### Dataset entries on figures
------------------------------------------------

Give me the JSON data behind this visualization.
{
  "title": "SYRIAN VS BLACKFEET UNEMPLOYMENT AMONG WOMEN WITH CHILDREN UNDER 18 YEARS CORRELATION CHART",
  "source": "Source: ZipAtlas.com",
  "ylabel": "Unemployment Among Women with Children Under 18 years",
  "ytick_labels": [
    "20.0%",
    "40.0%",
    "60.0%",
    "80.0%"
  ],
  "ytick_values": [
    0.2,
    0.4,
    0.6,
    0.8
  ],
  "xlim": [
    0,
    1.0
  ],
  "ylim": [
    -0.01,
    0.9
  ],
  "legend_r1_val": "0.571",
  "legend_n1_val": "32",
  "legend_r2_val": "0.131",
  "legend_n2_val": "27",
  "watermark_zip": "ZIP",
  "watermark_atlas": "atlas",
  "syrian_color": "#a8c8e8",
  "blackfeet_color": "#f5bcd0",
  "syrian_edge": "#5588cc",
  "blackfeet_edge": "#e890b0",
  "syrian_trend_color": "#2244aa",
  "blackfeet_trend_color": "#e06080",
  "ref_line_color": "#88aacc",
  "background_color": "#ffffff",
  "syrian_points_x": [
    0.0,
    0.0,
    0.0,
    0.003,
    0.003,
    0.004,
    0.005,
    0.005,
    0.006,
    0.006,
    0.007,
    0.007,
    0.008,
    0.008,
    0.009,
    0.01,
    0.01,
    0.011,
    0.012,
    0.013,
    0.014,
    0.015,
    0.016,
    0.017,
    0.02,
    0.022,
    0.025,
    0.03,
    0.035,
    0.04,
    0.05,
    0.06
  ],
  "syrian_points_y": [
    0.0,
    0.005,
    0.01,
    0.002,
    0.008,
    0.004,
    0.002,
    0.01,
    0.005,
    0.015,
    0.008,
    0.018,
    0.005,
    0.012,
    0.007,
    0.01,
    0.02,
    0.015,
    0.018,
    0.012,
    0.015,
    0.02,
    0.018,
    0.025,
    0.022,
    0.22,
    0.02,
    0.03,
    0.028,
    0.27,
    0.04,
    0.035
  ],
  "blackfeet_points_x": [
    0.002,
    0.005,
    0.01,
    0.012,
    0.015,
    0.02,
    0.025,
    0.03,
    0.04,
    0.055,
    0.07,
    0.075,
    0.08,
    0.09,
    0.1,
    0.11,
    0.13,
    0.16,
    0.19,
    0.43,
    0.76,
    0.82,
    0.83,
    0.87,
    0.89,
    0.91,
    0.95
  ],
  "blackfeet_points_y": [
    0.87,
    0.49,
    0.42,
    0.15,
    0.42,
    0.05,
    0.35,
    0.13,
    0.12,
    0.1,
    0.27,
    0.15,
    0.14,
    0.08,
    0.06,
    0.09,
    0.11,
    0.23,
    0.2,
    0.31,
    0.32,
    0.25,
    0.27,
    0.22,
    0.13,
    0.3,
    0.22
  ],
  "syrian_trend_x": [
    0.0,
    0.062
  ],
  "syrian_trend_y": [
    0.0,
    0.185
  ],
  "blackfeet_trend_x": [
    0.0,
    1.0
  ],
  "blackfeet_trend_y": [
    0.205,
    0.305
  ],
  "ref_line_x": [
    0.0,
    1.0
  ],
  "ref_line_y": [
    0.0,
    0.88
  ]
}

------------------------------------------------

### GIVEN INSTRUCTION
Copy out the full set of records precisely, leaving nothing out.

### OUTPUT BELOW
Give me the JSON data behind this visualization.
{
  "title": "SYRIAN VS BLACKFEET UNEMPLOYMENT AMONG WOMEN WITH CHILDREN UNDER 18 YEARS CORRELATION CHART",
  "source": "Source: ZipAtlas.com",
  "ylabel": "Unemployment Among Women with Children Under 18 years",
  "ytick_labels": [
    "20.0%",
    "40.0%",
    "60.0%",
    "80.0%"
  ],
  "ytick_values": [
    0.2,
    0.4,
    0.6,
    0.8
  ],
  "xlim": [
    0,
    1.0
  ],
  "ylim": [
    -0.01,
    0.9
  ],
  "legend_r1_val": "0.571",
  "legend_n1_val": "32",
  "legend_r2_val": "0.131",
  "legend_n2_val": "27",
  "watermark_zip": "ZIP",
  "watermark_atlas": "atlas",
  "syrian_color": "#a8c8e8",
  "blackfeet_color": "#f5bcd0",
  "syrian_edge": "#5588cc",
  "blackfeet_edge": "#e890b0",
  "syrian_trend_color": "#2244aa",
  "blackfeet_trend_color": "#e06080",
  "ref_line_color": "#88aacc",
  "background_color": "#ffffff",
  "syrian_points_x": [
    0.0,
    0.0,
    0.0,
    0.003,
    0.003,
    0.004,
    0.005,
    0.005,
    0.006,
    0.006,
    0.007,
    0.007,
    0.008,
    0.008,
    0.009,
    0.01,
    0.01,
    0.011,
    0.012,
    0.013,
    0.014,
    0.015,
    0.016,
    0.017,
    0.02,
    0.022,
    0.025,
    0.03,
    0.035,
    0.04,
    0.05,
    0.06
  ],
  "syrian_points_y": [
    0.0,
    0.005,
    0.01,
    0.002,
    0.008,
    0.004,
    0.002,
    0.01,
    0.005,
    0.015,
    0.008,
    0.018,
    0.005,
    0.012,
    0.007,
    0.01,
    0.02,
    0.015,
    0.018,
    0.012,
    0.015,
    0.02,
    0.018,
    0.025,
    0.022,
    0.22,
    0.02,
    0.03,
    0.028,
    0.27,
    0.04,
    0.035
  ],
  "blackfeet_points_x": [
    0.002,
    0.005,
    0.01,
    0.012,
    0.015,
    0.02,
    0.025,
    0.03,
    0.04,
    0.055,
    0.07,
    0.075,
    0.08,
    0.09,
    0.1,
    0.11,
    0.13,
    0.16,
    0.19,
    0.43,
    0.76,
    0.82,
    0.83,
    0.87,
    0.89,
    0.91,
    0.95
  ],
  "blackfeet_points_y": [
    0.87,
    0.49,
    0.42,
    0.15,
    0.42,
    0.05,
    0.35,
    0.13,
    0.12,
    0.1,
    0.27,
    0.15,
    0.14,
    0.08,
    0.06,
    0.09,
    0.11,
    0.23,
    0.2,
    0.31,
    0.32,
    0.25,
    0.27,
    0.22,
    0.13,
    0.3,
    0.22
  ],
  "syrian_trend_x": [
    0.0,
    0.062
  ],
  "syrian_trend_y": [
    0.0,
    0.185
  ],
  "blackfeet_trend_x": [
    0.0,
    1.0
  ],
  "blackfeet_trend_y": [
    0.205,
    0.305
  ],
  "ref_line_x": [
    0.0,
    1.0
  ],
  "ref_line_y": [
    0.0,
    0.88
  ]
}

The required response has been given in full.